───── EXTRACTED TEXT
Since the charges for local moves are based on time and size of crew, a mover’s hourly labor rate may be indicative of a relatively low bid. But don’t assume that you’ll get a good price from a company just because it charges low hourly rates. It might be very slow, and cost more than another mover with higher hourly rates. The only reliable tactic is to have several companies price your job. You’ll also learn a lot in the process.
For interstate moves, moving companies must operate under a tariff system that calculates the cost of moves using weight and mileage, not hours. Company tariffs also stipulate special charges for packing and exceptional matters, such as storage, extra stops, and waiting time.
However, a company’s specific tariff rate for a given move is somewhat irrelevant, because it can still impose exceptions to its filed tariff rates. Usually, a company simply agrees to discount its tariff rate, or portions of its tariff rate, by a specified percentage. It might, for example, agree to give you a 35 percent discount for the long-haul part of its charges and a 20 percent discount for packing.
If you wish to have your move governed by the tariff, less specified discounts, have the company give you a nonbinding estimate that shows its rates and the promised discount. Actual charges will be determined during the move itself. For example, the company’s estimate will include an estimated weight; the truck will be weighed before and after your load is added; and you will be charged for the actual, not estimated, weight of your load.
Alternatively, a mover can offer a binding estimate. You will pay no more and no less, as long as you make no changes in the job. If you add work after the estimate is prepared—additional furniture, for instance—your estimate will be refigured.
In preparing binding estimates, moving companies consider the same factors as when they prepare nonbinding estimates—weight, miles, special circumstances, etc. Having estimators follow similar guidelines ensures carriers that different agents will prepare similar bids. That’s important because the revenue of carriers, independent driver-operators, and destination-city agents are all affected by the price charged by the booking agent. But guidelines for binding bids are important only for the company’s internal purposes: You pay the bottom-line quoted price even if the load weighs far more or less, or packing takes far longer or shorter than expected.
Many companies offer a third option: estimates with a binding maximum, usually referred to as a “not-to-exceed price.” You won’t have to pay more than the maximum, but you’ll pay less if your load is lighter than expected.
The easiest way to compare movers is to get binding estimates or estimates with a binding maximum. If you don’t yet know which items you will move, you can use a nonbinding estimate for the long-haul charges. Get estimates in writing, and understand what each estimate does and does not include. Not getting a binding total price for the packing and packaging materials portion of the job is risky, however, because you’ll have no way to make sure the company packs efficiently.
──────────
───── EXTRACTED MATERIAL
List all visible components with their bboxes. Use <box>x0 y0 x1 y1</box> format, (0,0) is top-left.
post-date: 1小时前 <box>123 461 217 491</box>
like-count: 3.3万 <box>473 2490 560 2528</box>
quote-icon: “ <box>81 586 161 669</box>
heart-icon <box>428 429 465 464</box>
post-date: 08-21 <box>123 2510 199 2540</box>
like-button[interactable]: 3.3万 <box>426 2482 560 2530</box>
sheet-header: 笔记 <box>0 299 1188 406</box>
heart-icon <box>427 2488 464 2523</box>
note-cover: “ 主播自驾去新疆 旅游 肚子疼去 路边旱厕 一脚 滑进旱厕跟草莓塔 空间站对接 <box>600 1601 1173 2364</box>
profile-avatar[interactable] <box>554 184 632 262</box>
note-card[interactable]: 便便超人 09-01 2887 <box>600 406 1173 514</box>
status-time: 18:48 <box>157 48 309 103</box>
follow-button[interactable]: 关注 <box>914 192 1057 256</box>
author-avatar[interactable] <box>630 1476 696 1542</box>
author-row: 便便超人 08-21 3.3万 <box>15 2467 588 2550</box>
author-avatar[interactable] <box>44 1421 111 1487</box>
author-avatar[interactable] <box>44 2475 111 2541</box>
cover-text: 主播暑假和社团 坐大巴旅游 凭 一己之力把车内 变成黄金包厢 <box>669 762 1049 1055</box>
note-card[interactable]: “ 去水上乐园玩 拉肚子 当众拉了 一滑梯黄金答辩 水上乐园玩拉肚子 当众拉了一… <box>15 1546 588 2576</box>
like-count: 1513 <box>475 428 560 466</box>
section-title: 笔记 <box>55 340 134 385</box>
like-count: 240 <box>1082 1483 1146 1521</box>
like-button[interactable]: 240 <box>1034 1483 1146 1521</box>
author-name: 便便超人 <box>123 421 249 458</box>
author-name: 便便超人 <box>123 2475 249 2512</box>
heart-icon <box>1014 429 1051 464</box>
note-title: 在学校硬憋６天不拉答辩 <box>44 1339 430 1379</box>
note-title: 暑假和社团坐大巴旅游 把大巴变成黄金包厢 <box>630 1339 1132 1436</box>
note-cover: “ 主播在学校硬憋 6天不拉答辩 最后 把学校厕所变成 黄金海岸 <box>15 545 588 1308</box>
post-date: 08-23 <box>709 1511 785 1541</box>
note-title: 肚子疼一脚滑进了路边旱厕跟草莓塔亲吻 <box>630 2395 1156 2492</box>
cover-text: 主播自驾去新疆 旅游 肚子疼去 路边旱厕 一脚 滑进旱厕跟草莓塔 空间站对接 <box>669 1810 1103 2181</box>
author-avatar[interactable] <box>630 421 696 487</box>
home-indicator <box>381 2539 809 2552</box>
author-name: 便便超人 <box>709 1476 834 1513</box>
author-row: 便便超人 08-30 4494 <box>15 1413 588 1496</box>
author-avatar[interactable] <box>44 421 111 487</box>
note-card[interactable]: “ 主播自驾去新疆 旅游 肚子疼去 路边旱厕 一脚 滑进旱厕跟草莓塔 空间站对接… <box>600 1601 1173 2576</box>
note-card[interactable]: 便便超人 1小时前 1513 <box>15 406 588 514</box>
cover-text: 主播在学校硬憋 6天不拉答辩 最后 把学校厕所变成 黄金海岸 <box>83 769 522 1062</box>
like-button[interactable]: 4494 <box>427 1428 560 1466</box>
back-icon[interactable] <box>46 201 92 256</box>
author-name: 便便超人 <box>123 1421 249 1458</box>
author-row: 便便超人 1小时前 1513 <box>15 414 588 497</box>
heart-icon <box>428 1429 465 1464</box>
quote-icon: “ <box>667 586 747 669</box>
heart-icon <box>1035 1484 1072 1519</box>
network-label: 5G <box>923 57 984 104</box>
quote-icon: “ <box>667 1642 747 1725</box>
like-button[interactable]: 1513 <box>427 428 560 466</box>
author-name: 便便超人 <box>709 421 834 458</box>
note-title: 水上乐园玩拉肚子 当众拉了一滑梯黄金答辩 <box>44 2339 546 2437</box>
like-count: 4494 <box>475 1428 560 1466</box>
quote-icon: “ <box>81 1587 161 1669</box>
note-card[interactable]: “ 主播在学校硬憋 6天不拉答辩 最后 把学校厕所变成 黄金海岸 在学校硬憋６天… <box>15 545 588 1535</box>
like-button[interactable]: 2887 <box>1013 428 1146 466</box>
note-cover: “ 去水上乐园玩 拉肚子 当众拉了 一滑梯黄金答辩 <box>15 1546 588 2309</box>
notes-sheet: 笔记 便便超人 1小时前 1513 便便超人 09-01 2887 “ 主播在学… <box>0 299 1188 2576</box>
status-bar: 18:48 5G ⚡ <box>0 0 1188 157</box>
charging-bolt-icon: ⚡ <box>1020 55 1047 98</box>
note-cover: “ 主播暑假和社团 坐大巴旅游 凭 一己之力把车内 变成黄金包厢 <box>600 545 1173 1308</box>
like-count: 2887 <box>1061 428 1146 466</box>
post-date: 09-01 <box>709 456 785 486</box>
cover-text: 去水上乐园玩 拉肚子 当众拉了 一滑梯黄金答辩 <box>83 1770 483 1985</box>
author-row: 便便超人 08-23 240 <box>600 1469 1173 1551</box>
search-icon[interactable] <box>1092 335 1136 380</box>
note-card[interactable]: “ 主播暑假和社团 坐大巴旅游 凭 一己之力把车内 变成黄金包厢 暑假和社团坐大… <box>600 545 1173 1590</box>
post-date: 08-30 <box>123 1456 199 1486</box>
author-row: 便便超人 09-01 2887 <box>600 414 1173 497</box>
──────────
- _WORK ORDER 1_
From the passage on moving estimates, transcribe the text beginning at the words "In preparing binding" and stopping after the words "shorter than expected.".
- _WORK ORDER 2_
Render this sentence from the passage on moving estimates in Spanish: "You won’t have to pay more than the maximum, but you’ll pay less if your load is lighter than expected."

- _TASK OUTPUT 1_
In preparing binding estimates, moving companies consider the same factors as when they prepare nonbinding estimates—weight, miles, special circumstances, etc. Having estimators follow similar guidelines ensures carriers that different agents will prepare similar bids. That’s important because the revenue of carriers, independent driver-operators, and destination-city agents are all affected by the price charged by the booking agent. But guidelines for binding bids are important only for the company’s internal purposes: You pay the bottom-line quoted price even if the load weighs far more or less, or packing takes far longer or shorter than expected.

- _TASK OUTPUT 2_
No tendrá que pagar más que el máximo, pero pagará menos si su carga es más ligera de lo previsto.